*Task to complete:*
Write out each line of the material again, word for word.

*Data provided:*
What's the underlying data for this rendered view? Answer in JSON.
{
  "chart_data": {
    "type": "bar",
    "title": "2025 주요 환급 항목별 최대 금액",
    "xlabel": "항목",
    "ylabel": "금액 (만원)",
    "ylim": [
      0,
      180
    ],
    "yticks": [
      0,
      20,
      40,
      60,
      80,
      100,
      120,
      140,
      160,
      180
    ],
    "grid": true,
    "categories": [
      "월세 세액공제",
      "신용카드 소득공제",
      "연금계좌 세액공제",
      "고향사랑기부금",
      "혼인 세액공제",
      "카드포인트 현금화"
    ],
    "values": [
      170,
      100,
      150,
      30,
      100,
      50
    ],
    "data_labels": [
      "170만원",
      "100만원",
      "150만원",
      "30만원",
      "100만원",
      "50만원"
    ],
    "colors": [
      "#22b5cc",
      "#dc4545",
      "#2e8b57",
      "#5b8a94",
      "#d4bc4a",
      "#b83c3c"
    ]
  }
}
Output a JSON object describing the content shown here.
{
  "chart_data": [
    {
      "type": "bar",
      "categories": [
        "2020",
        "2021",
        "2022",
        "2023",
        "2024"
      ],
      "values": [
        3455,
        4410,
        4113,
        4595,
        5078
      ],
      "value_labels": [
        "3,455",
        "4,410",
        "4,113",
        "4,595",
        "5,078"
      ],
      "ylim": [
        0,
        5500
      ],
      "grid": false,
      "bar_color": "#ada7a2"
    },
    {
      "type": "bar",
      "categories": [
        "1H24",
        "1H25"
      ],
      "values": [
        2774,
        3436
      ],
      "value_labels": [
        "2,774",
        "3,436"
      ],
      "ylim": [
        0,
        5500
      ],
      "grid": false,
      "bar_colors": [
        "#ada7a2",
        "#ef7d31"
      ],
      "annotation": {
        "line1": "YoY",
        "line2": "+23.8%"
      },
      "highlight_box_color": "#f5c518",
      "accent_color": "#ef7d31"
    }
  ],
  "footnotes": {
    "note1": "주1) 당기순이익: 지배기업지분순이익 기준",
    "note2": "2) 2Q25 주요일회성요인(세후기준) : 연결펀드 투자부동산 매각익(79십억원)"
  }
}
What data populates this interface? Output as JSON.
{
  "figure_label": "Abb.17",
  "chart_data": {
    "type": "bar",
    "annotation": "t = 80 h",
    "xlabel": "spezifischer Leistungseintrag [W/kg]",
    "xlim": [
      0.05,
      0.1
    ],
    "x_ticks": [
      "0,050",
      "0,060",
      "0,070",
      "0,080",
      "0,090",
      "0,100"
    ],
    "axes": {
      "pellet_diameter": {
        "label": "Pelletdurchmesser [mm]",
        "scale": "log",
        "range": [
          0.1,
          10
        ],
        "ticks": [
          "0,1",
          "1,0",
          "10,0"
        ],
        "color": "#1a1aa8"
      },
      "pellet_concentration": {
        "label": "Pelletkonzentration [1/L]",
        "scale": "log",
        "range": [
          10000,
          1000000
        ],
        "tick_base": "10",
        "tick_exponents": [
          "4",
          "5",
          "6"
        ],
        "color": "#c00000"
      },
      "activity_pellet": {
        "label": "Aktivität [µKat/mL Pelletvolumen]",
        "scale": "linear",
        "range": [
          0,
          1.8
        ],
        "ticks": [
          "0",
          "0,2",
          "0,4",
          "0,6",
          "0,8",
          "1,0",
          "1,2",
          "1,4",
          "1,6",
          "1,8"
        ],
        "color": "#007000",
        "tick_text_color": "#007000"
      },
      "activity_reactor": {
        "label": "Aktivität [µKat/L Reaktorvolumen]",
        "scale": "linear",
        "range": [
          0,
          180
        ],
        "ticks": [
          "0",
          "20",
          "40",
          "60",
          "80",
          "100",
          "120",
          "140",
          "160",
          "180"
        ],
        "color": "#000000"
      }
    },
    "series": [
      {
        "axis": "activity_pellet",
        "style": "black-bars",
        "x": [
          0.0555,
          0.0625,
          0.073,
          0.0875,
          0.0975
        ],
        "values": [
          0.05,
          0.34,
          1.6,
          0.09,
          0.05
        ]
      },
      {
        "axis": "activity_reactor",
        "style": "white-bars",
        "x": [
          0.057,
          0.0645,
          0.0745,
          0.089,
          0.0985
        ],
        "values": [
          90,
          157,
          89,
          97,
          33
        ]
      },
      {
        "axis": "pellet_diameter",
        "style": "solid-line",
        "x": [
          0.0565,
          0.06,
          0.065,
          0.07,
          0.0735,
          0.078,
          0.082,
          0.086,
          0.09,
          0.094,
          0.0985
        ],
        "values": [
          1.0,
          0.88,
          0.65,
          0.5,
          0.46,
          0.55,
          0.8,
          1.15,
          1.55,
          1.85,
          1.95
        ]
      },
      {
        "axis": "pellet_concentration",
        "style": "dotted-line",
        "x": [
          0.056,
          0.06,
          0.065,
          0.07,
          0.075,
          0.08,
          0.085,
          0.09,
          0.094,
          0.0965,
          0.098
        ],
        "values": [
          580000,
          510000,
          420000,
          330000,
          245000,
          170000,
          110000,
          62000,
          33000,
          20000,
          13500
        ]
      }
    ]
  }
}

*Full solution:*
What's the underlying data for this rendered view? Answer in JSON.
{
  "chart_data": {
    "type": "bar",
    "title": "2025 주요 환급 항목별 최대 금액",
    "xlabel": "항목",
    "ylabel": "금액 (만원)",
    "ylim": [
      0,
      180
    ],
    "yticks": [
      0,
      20,
      40,
      60,
      80,
      100,
      120,
      140,
      160,
      180
    ],
    "grid": true,
    "categories": [
      "월세 세액공제",
      "신용카드 소득공제",
      "연금계좌 세액공제",
      "고향사랑기부금",
      "혼인 세액공제",
      "카드포인트 현금화"
    ],
    "values": [
      170,
      100,
      150,
      30,
      100,
      50
    ],
    "data_labels": [
      "170만원",
      "100만원",
      "150만원",
      "30만원",
      "100만원",
      "50만원"
    ],
    "colors": [
      "#22b5cc",
      "#dc4545",
      "#2e8b57",
      "#5b8a94",
      "#d4bc4a",
      "#b83c3c"
    ]
  }
}
Output a JSON object describing the content shown here.
{
  "chart_data": [
    {
      "type": "bar",
      "categories": [
        "2020",
        "2021",
        "2022",
        "2023",
        "2024"
      ],
      "values": [
        3455,
        4410,
        4113,
        4595,
        5078
      ],
      "value_labels": [
        "3,455",
        "4,410",
        "4,113",
        "4,595",
        "5,078"
      ],
      "ylim": [
        0,
        5500
      ],
      "grid": false,
      "bar_color": "#ada7a2"
    },
    {
      "type": "bar",
      "categories": [
        "1H24",
        "1H25"
      ],
      "values": [
        2774,
        3436
      ],
      "value_labels": [
        "2,774",
        "3,436"
      ],
      "ylim": [
        0,
        5500
      ],
      "grid": false,
      "bar_colors": [
        "#ada7a2",
        "#ef7d31"
      ],
      "annotation": {
        "line1": "YoY",
        "line2": "+23.8%"
      },
      "highlight_box_color": "#f5c518",
      "accent_color": "#ef7d31"
    }
  ],
  "footnotes": {
    "note1": "주1) 당기순이익: 지배기업지분순이익 기준",
    "note2": "2) 2Q25 주요일회성요인(세후기준) : 연결펀드 투자부동산 매각익(79십억원)"
  }
}
What data populates this interface? Output as JSON.
{
  "figure_label": "Abb.17",
  "chart_data": {
    "type": "bar",
    "annotation": "t = 80 h",
    "xlabel": "spezifischer Leistungseintrag [W/kg]",
    "xlim": [
      0.05,
      0.1
    ],
    "x_ticks": [
      "0,050",
      "0,060",
      "0,070",
      "0,080",
      "0,090",
      "0,100"
    ],
    "axes": {
      "pellet_diameter": {
        "label": "Pelletdurchmesser [mm]",
        "scale": "log",
        "range": [
          0.1,
          10
        ],
        "ticks": [
          "0,1",
          "1,0",
          "10,0"
        ],
        "color": "#1a1aa8"
      },
      "pellet_concentration": {
        "label": "Pelletkonzentration [1/L]",
        "scale": "log",
        "range": [
          10000,
          1000000
        ],
        "tick_base": "10",
        "tick_exponents": [
          "4",
          "5",
          "6"
        ],
        "color": "#c00000"
      },
      "activity_pellet": {
        "label": "Aktivität [µKat/mL Pelletvolumen]",
        "scale": "linear",
        "range": [
          0,
          1.8
        ],
        "ticks": [
          "0",
          "0,2",
          "0,4",
          "0,6",
          "0,8",
          "1,0",
          "1,2",
          "1,4",
          "1,6",
          "1,8"
        ],
        "color": "#007000",
        "tick_text_color": "#007000"
      },
      "activity_reactor": {
        "label": "Aktivität [µKat/L Reaktorvolumen]",
        "scale": "linear",
        "range": [
          0,
          180
        ],
        "ticks": [
          "0",
          "20",
          "40",
          "60",
          "80",
          "100",
          "120",
          "140",
          "160",
          "180"
        ],
        "color": "#000000"
      }
    },
    "series": [
      {
        "axis": "activity_pellet",
        "style": "black-bars",
        "x": [
          0.0555,
          0.0625,
          0.073,
          0.0875,
          0.0975
        ],
        "values": [
          0.05,
          0.34,
          1.6,
          0.09,
          0.05
        ]
      },
      {
        "axis": "activity_reactor",
        "style": "white-bars",
        "x": [
          0.057,
          0.0645,
          0.0745,
          0.089,
          0.0985
        ],
        "values": [
          90,
          157,
          89,
          97,
          33
        ]
      },
      {
        "axis": "pellet_diameter",
        "style": "solid-line",
        "x": [
          0.0565,
          0.06,
          0.065,
          0.07,
          0.0735,
          0.078,
          0.082,
          0.086,
          0.09,
          0.094,
          0.0985
        ],
        "values": [
          1.0,
          0.88,
          0.65,
          0.5,
          0.46,
          0.55,
          0.8,
          1.15,
          1.55,
          1.85,
          1.95
        ]
      },
      {
        "axis": "pellet_concentration",
        "style": "dotted-line",
        "x": [
          0.056,
          0.06,
          0.065,
          0.07,
          0.075,
          0.08,
          0.085,
          0.09,
          0.094,
          0.0965,
          0.098
        ],
        "values": [
          580000,
          510000,
          420000,
          330000,
          245000,
          170000,
          110000,
          62000,
          33000,
          20000,
          13500
        ]
      }
    ]
  }
}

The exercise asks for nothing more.